Data entries:

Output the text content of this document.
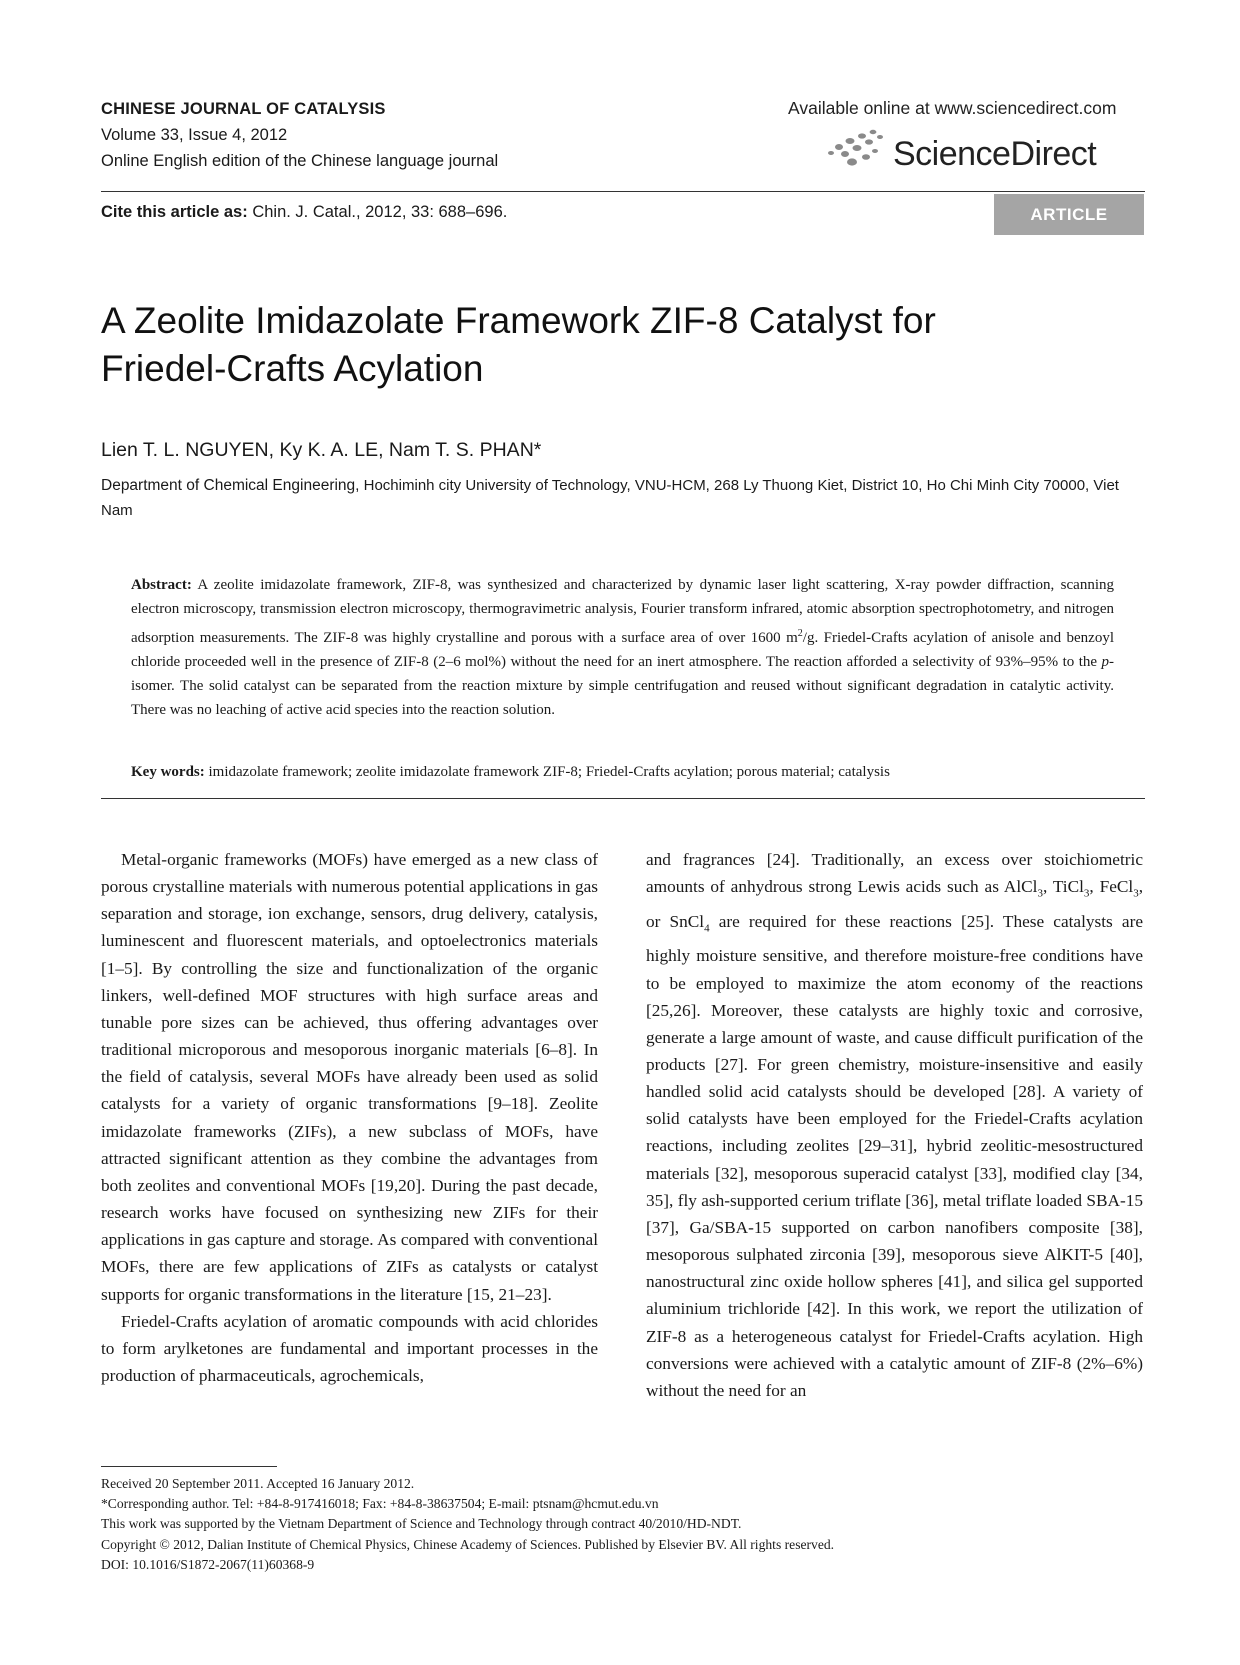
CHINESE JOURNAL OF CATALYSIS
Volume 33, Issue 4, 2012
Online English edition of the Chinese language journal
Available online at www.sciencedirect.com
ScienceDirect
Cite this article as: Chin. J. Catal., 2012, 33: 688–696.	ARTICLE
A Zeolite Imidazolate Framework ZIF-8 Catalyst for
Friedel-Crafts Acylation
Lien T. L. NGUYEN, Ky K. A. LE, Nam T. S. PHAN*
Department of Chemical Engineering, Hochiminh city University of Technology, VNU-HCM, 268 Ly Thuong Kiet, District 10, Ho Chi Minh City 70000, Viet Nam
Abstract: A zeolite imidazolate framework, ZIF-8, was synthesized and characterized by dynamic laser light scattering, X-ray powder diffraction, scanning electron microscopy, transmission electron microscopy, thermogravimetric analysis, Fourier transform infrared, atomic absorption spectrophotometry, and nitrogen adsorption measurements. The ZIF-8 was highly crystalline and porous with a surface area of over 1600 $m^2/g$. Friedel-Crafts acylation of anisole and benzoyl chloride proceeded well in the presence of ZIF-8 (2–6 mol%) without the need for an inert atmosphere. The reaction afforded a selectivity of 93%–95% to the p-isomer. The solid catalyst can be separated from the reaction mixture by simple centrifugation and reused without significant degradation in catalytic activity. There was no leaching of active acid species into the reaction solution.
Key words: imidazolate framework; zeolite imidazolate framework ZIF-8; Friedel-Crafts acylation; porous material; catalysis

Metal-organic frameworks (MOFs) have emerged as a new class of porous crystalline materials with numerous potential applications in gas separation and storage, ion exchange, sensors, drug delivery, catalysis, luminescent and fluorescent materials, and optoelectronics materials [1–5]. By controlling the size and functionalization of the organic linkers, well-defined MOF structures with high surface areas and tunable pore sizes can be achieved, thus offering advantages over traditional microporous and mesoporous inorganic materials [6–8]. In the field of catalysis, several MOFs have already been used as solid catalysts for a variety of organic transformations [9–18]. Zeolite imidazolate frameworks (ZIFs), a new subclass of MOFs, have attracted significant attention as they combine the advantages from both zeolites and conventional MOFs [19,20]. During the past decade, research works have focused on synthesizing new ZIFs for their applications in gas capture and storage. As compared with conventional MOFs, there are few applications of ZIFs as catalysts or catalyst supports for organic transformations in the literature [15, 21–23].

Friedel-Crafts acylation of aromatic compounds with acid chlorides to form arylketones are fundamental and important processes in the production of pharmaceuticals, agrochemicals,

and fragrances [24]. Traditionally, an excess over stoichiometric amounts of anhydrous strong Lewis acids such as AlCl$_3$, TiCl$_3$, FeCl$_3$, or SnCl$_4$ are required for these reactions [25]. These catalysts are highly moisture sensitive, and therefore moisture-free conditions have to be employed to maximize the atom economy of the reactions [25,26]. Moreover, these catalysts are highly toxic and corrosive, generate a large amount of waste, and cause difficult purification of the products [27]. For green chemistry, moisture-insensitive and easily handled solid acid catalysts should be developed [28]. A variety of solid catalysts have been employed for the Friedel-Crafts acylation reactions, including zeolites [29–31], hybrid zeolitic-mesostructured materials [32], mesoporous superacid catalyst [33], modified clay [34, 35], fly ash-supported cerium triflate [36], metal triflate loaded SBA-15 [37], Ga/SBA-15 supported on carbon nanofibers composite [38], mesoporous sulphated zirconia [39], mesoporous sieve AlKIT-5 [40], nanostructural zinc oxide hollow spheres [41], and silica gel supported aluminium trichloride [42]. In this work, we report the utilization of ZIF-8 as a heterogeneous catalyst for Friedel-Crafts acylation. High conversions were achieved with a catalytic amount of ZIF-8 (2%–6%) without the need for an

Received 20 September 2011. Accepted 16 January 2012.
*Corresponding author. Tel: +84-8-917416018; Fax: +84-8-38637504; E-mail: ptsnam@hcmut.edu.vn
This work was supported by the Vietnam Department of Science and Technology through contract 40/2010/HD-NDT.
Copyright © 2012, Dalian Institute of Chemical Physics, Chinese Academy of Sciences. Published by Elsevier BV. All rights reserved.
DOI: 10.1016/S1872-2067(11)60368-9
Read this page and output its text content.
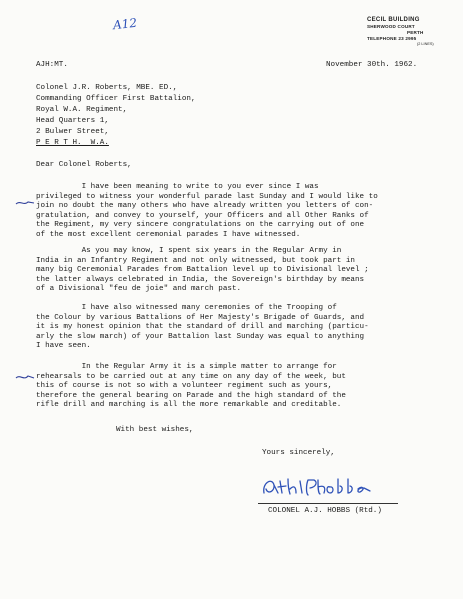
A12	CECIL BUILDING
SHERWOOD COURT
PERTH
TELEPHONE 23 2995
(2 LINES)
AJH:MT.	November 30th. 1962.
Colonel J.R. Roberts, MBE. ED.,
Commanding Officer First Battalion,
Royal W.A. Regiment,
Head Quarters 1,
2 Bulwer Street,
P E R T H.  W.A.
Dear Colonel Roberts,
I have been meaning to write to you ever since I was
privileged to witness your wonderful parade last Sunday and I would like to
join no doubt the many others who have already written you letters of con-
gratulation, and convey to yourself, your Officers and all Other Ranks of
the Regiment, my very sincere congratulations on the carrying out of one
of the most excellent ceremonial parades I have witnessed.
As you may know, I spent six years in the Regular Army in
India in an Infantry Regiment and not only witnessed, but took part in
many big Ceremonial Parades from Battalion level up to Divisional level ;
the latter always celebrated in India, the Sovereign's birthday by means
of a Divisional "feu de joie" and march past.
I have also witnessed many ceremonies of the Trooping of
the Colour by various Battalions of Her Majesty's Brigade of Guards, and
it is my honest opinion that the standard of drill and marching (particu-
arly the slow march) of your Battalion last Sunday was equal to anything
I have seen.
In the Regular Army it is a simple matter to arrange for
rehearsals to be carried out at any time on any day of the week, but
this of course is not so with a volunteer regiment such as yours,
therefore the general bearing on Parade and the high standard of the
rifle drill and marching is all the more remarkable and creditable.
With best wishes,
Yours sincerely,
COLONEL A.J. HOBBS (Rtd.)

Your task: Filter the entries above down to the lines containing the word "many".

Output of the task:
join no doubt the many others who have already written you letters of con-
many big Ceremonial Parades from Battalion level up to Divisional level ;
I have also witnessed many ceremonies of the Trooping of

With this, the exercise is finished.